> [Work required]: Please copy all the lines that follow, word for word.

> [Records for the task]:
....

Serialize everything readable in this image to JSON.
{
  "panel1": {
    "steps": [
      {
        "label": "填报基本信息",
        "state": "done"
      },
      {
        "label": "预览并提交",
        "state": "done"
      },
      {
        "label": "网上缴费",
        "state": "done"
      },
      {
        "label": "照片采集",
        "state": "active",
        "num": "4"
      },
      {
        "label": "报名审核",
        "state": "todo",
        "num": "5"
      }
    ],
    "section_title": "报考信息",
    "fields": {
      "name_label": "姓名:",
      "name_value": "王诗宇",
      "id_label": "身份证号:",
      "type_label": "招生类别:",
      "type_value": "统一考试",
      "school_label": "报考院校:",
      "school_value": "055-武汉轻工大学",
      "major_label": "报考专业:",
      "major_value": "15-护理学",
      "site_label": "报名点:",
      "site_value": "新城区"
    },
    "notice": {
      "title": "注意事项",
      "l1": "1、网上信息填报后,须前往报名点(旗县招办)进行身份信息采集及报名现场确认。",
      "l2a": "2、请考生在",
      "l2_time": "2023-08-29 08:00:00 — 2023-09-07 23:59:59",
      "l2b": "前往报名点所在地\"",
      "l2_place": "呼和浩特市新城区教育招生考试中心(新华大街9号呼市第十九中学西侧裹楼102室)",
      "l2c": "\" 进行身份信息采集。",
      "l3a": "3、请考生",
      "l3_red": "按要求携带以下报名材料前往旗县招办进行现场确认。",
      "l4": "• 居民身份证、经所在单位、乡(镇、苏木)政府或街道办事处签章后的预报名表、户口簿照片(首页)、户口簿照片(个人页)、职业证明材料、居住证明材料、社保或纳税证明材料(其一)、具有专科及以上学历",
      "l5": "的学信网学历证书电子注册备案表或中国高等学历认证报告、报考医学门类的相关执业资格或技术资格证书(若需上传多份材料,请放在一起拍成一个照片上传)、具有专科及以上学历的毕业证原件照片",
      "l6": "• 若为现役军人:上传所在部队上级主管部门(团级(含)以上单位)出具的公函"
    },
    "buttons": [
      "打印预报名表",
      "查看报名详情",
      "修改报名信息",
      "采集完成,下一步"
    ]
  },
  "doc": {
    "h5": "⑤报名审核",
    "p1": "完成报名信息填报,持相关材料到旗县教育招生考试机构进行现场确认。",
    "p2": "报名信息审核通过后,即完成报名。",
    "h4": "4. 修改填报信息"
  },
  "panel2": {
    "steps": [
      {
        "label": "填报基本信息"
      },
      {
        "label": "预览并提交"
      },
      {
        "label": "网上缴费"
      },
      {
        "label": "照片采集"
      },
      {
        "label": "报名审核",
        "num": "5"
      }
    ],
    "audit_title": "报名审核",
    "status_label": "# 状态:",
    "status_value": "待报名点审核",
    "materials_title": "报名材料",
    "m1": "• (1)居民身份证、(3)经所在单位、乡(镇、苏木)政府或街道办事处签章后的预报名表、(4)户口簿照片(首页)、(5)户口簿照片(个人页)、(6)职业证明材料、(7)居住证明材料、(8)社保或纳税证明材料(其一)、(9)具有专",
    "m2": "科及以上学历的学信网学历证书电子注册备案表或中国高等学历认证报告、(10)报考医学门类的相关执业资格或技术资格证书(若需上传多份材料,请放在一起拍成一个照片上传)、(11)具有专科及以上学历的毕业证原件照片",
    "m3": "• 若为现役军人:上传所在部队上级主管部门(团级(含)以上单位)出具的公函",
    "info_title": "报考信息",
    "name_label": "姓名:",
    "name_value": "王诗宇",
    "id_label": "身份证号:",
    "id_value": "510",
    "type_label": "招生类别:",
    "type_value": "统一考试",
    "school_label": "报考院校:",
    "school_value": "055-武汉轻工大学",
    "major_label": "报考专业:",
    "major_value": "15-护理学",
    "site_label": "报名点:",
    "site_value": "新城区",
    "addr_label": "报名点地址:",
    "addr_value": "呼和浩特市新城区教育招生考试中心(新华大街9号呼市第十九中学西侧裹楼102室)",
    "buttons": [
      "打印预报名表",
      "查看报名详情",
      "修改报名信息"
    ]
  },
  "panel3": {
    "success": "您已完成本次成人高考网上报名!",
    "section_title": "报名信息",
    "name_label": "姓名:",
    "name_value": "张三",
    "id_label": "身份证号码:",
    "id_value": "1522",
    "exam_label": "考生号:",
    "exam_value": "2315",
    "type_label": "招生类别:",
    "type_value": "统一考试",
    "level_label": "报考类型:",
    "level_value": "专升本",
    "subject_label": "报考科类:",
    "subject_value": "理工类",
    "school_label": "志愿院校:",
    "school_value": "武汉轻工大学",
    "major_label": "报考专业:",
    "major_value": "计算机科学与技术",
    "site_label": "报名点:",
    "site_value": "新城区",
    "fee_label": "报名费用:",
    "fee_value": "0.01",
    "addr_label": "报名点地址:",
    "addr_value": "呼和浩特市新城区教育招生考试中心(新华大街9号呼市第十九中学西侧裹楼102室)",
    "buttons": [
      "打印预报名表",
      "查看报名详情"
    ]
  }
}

....

> [Reply]:
Serialize everything readable in this image to JSON.
{
  "panel1": {
    "steps": [
      {
        "label": "填报基本信息",
        "state": "done"
      },
      {
        "label": "预览并提交",
        "state": "done"
      },
      {
        "label": "网上缴费",
        "state": "done"
      },
      {
        "label": "照片采集",
        "state": "active",
        "num": "4"
      },
      {
        "label": "报名审核",
        "state": "todo",
        "num": "5"
      }
    ],
    "section_title": "报考信息",
    "fields": {
      "name_label": "姓名:",
      "name_value": "王诗宇",
      "id_label": "身份证号:",
      "type_label": "招生类别:",
      "type_value": "统一考试",
      "school_label": "报考院校:",
      "school_value": "055-武汉轻工大学",
      "major_label": "报考专业:",
      "major_value": "15-护理学",
      "site_label": "报名点:",
      "site_value": "新城区"
    },
    "notice": {
      "title": "注意事项",
      "l1": "1、网上信息填报后,须前往报名点(旗县招办)进行身份信息采集及报名现场确认。",
      "l2a": "2、请考生在",
      "l2_time": "2023-08-29 08:00:00 — 2023-09-07 23:59:59",
      "l2b": "前往报名点所在地\"",
      "l2_place": "呼和浩特市新城区教育招生考试中心(新华大街9号呼市第十九中学西侧裹楼102室)",
      "l2c": "\" 进行身份信息采集。",
      "l3a": "3、请考生",
      "l3_red": "按要求携带以下报名材料前往旗县招办进行现场确认。",
      "l4": "• 居民身份证、经所在单位、乡(镇、苏木)政府或街道办事处签章后的预报名表、户口簿照片(首页)、户口簿照片(个人页)、职业证明材料、居住证明材料、社保或纳税证明材料(其一)、具有专科及以上学历",
      "l5": "的学信网学历证书电子注册备案表或中国高等学历认证报告、报考医学门类的相关执业资格或技术资格证书(若需上传多份材料,请放在一起拍成一个照片上传)、具有专科及以上学历的毕业证原件照片",
      "l6": "• 若为现役军人:上传所在部队上级主管部门(团级(含)以上单位)出具的公函"
    },
    "buttons": [
      "打印预报名表",
      "查看报名详情",
      "修改报名信息",
      "采集完成,下一步"
    ]
  },
  "doc": {
    "h5": "⑤报名审核",
    "p1": "完成报名信息填报,持相关材料到旗县教育招生考试机构进行现场确认。",
    "p2": "报名信息审核通过后,即完成报名。",
    "h4": "4. 修改填报信息"
  },
  "panel2": {
    "steps": [
      {
        "label": "填报基本信息"
      },
      {
        "label": "预览并提交"
      },
      {
        "label": "网上缴费"
      },
      {
        "label": "照片采集"
      },
      {
        "label": "报名审核",
        "num": "5"
      }
    ],
    "audit_title": "报名审核",
    "status_label": "# 状态:",
    "status_value": "待报名点审核",
    "materials_title": "报名材料",
    "m1": "• (1)居民身份证、(3)经所在单位、乡(镇、苏木)政府或街道办事处签章后的预报名表、(4)户口簿照片(首页)、(5)户口簿照片(个人页)、(6)职业证明材料、(7)居住证明材料、(8)社保或纳税证明材料(其一)、(9)具有专",
    "m2": "科及以上学历的学信网学历证书电子注册备案表或中国高等学历认证报告、(10)报考医学门类的相关执业资格或技术资格证书(若需上传多份材料,请放在一起拍成一个照片上传)、(11)具有专科及以上学历的毕业证原件照片",
    "m3": "• 若为现役军人:上传所在部队上级主管部门(团级(含)以上单位)出具的公函",
    "info_title": "报考信息",
    "name_label": "姓名:",
    "name_value": "王诗宇",
    "id_label": "身份证号:",
    "id_value": "510",
    "type_label": "招生类别:",
    "type_value": "统一考试",
    "school_label": "报考院校:",
    "school_value": "055-武汉轻工大学",
    "major_label": "报考专业:",
    "major_value": "15-护理学",
    "site_label": "报名点:",
    "site_value": "新城区",
    "addr_label": "报名点地址:",
    "addr_value": "呼和浩特市新城区教育招生考试中心(新华大街9号呼市第十九中学西侧裹楼102室)",
    "buttons": [
      "打印预报名表",
      "查看报名详情",
      "修改报名信息"
    ]
  },
  "panel3": {
    "success": "您已完成本次成人高考网上报名!",
    "section_title": "报名信息",
    "name_label": "姓名:",
    "name_value": "张三",
    "id_label": "身份证号码:",
    "id_value": "1522",
    "exam_label": "考生号:",
    "exam_value": "2315",
    "type_label": "招生类别:",
    "type_value": "统一考试",
    "level_label": "报考类型:",
    "level_value": "专升本",
    "subject_label": "报考科类:",
    "subject_value": "理工类",
    "school_label": "志愿院校:",
    "school_value": "武汉轻工大学",
    "major_label": "报考专业:",
    "major_value": "计算机科学与技术",
    "site_label": "报名点:",
    "site_value": "新城区",
    "fee_label": "报名费用:",
    "fee_value": "0.01",
    "addr_label": "报名点地址:",
    "addr_value": "呼和浩特市新城区教育招生考试中心(新华大街9号呼市第十九中学西侧裹楼102室)",
    "buttons": [
      "打印预报名表",
      "查看报名详情"
    ]
  }
}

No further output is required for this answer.